### The exercise:
Report every line in the listing below where the string "left" shows up.

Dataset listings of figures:
* begin *

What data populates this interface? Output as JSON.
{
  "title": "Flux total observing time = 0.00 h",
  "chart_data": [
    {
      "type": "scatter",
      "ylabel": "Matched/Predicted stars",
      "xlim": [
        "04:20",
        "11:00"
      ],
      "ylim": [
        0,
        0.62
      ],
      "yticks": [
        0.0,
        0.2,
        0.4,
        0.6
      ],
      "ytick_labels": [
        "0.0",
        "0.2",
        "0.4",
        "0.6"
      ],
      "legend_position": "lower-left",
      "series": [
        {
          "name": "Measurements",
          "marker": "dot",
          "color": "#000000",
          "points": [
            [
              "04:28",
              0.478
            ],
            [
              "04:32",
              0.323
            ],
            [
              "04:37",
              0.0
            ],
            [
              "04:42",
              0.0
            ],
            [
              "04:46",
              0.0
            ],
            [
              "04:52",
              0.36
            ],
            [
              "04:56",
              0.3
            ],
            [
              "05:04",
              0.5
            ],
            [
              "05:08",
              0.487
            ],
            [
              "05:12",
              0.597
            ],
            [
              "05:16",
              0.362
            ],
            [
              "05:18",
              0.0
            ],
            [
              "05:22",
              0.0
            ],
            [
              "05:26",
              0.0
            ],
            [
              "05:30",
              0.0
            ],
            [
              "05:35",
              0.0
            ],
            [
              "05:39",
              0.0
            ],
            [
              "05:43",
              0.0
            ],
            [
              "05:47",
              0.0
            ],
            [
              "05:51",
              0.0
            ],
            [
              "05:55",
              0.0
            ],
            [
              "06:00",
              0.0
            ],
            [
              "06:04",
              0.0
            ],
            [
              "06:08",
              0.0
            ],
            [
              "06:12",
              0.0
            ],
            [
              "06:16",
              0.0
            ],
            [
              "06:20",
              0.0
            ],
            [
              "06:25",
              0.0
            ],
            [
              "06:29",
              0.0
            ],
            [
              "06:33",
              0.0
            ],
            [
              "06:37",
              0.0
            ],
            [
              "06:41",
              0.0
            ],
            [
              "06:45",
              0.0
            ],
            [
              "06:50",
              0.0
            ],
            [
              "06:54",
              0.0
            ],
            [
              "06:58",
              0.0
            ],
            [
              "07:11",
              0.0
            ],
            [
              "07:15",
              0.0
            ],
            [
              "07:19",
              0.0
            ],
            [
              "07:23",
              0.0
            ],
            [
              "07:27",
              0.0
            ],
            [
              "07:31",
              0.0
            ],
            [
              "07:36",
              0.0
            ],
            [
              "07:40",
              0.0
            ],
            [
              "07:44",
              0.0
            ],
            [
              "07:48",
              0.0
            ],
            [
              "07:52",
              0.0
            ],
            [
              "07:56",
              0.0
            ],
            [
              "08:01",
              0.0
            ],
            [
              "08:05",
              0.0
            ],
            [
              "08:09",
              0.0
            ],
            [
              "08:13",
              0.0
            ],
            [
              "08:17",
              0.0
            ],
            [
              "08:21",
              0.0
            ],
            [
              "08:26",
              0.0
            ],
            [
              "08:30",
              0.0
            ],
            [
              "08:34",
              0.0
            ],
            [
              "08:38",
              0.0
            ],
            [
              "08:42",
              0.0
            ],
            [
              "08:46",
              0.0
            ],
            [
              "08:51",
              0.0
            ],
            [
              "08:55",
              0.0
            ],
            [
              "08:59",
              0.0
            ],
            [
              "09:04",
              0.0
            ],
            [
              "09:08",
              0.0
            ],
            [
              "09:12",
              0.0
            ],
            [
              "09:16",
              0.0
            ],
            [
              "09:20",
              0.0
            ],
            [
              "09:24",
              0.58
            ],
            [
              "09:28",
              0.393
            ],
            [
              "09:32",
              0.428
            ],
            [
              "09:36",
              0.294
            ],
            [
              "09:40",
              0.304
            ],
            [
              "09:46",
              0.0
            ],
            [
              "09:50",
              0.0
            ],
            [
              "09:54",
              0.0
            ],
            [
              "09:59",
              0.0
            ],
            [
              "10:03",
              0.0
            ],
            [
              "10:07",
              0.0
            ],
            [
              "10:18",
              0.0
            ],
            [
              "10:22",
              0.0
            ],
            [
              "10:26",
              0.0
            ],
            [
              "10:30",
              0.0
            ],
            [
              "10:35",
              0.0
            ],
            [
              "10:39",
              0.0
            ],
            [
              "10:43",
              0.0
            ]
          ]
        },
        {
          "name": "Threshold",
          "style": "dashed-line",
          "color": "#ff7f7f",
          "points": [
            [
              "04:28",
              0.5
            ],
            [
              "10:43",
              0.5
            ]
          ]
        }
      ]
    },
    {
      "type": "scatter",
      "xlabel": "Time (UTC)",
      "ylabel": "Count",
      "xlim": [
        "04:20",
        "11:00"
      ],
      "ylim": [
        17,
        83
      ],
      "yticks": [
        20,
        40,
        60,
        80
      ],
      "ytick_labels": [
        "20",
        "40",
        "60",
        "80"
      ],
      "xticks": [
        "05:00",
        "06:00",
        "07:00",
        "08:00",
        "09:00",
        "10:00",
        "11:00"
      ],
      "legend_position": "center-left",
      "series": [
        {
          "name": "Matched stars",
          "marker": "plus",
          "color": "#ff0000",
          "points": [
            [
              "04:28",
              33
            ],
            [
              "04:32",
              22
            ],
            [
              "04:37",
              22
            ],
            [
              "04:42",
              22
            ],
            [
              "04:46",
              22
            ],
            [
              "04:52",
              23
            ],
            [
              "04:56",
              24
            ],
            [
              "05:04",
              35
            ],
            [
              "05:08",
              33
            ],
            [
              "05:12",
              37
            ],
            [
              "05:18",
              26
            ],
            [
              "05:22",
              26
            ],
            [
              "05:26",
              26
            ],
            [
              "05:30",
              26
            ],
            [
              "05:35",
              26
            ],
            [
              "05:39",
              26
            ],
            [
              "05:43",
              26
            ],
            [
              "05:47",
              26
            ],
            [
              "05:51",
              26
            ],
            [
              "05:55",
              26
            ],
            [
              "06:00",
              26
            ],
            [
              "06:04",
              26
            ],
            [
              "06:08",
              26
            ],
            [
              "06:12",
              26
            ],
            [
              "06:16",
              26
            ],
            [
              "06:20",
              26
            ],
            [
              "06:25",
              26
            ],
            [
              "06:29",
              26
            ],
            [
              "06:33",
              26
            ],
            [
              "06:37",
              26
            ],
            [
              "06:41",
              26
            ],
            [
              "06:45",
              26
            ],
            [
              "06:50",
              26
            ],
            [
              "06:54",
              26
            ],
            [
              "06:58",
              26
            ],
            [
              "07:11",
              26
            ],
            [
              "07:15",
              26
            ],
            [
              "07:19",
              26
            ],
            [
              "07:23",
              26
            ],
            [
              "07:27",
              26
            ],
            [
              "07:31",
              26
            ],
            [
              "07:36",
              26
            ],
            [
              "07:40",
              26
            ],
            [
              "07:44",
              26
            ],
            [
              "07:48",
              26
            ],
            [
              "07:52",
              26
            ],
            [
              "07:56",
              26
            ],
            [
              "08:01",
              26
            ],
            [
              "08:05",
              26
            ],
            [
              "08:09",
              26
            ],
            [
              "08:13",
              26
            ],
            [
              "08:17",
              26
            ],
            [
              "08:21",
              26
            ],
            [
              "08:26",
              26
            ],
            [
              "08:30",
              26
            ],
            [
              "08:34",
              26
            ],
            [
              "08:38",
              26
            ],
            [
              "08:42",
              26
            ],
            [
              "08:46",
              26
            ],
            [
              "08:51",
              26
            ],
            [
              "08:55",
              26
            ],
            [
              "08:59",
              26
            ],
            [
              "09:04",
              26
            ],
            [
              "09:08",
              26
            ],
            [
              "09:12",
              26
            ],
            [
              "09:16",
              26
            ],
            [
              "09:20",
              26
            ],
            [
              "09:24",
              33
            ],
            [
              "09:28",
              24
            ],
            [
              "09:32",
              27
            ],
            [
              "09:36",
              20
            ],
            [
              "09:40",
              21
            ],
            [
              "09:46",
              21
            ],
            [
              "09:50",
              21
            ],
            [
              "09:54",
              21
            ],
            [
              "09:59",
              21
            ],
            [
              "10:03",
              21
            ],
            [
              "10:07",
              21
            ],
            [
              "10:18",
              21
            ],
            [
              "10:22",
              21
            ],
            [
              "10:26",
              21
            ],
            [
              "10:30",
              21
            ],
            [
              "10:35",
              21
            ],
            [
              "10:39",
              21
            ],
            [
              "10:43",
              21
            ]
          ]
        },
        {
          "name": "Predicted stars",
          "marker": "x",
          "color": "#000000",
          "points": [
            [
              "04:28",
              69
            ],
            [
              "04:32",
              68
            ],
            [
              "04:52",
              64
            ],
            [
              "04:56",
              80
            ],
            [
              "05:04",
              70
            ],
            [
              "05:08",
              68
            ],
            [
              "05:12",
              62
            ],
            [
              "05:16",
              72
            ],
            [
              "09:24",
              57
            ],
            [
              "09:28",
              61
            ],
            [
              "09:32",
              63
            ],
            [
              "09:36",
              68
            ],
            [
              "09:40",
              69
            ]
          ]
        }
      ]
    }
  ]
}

* end *

### Result of the exercise:
      "legend_position": "lower-left",
      "legend_position": "center-left",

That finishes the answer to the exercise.